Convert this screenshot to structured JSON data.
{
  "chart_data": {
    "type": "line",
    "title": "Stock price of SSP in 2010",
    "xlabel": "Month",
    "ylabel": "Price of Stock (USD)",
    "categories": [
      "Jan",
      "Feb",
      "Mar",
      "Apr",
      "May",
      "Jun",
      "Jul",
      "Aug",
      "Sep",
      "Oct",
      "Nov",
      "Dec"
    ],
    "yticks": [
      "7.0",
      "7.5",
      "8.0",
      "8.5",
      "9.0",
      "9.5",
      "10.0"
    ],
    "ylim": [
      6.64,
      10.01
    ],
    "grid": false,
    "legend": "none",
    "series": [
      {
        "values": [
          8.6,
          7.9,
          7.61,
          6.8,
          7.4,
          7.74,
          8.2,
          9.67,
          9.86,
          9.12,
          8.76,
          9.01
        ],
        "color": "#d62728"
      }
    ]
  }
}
────────────────────
# Written request:
Scan the material above and determine how many lines include the word "Stock"; report only the number.

# Task result:
2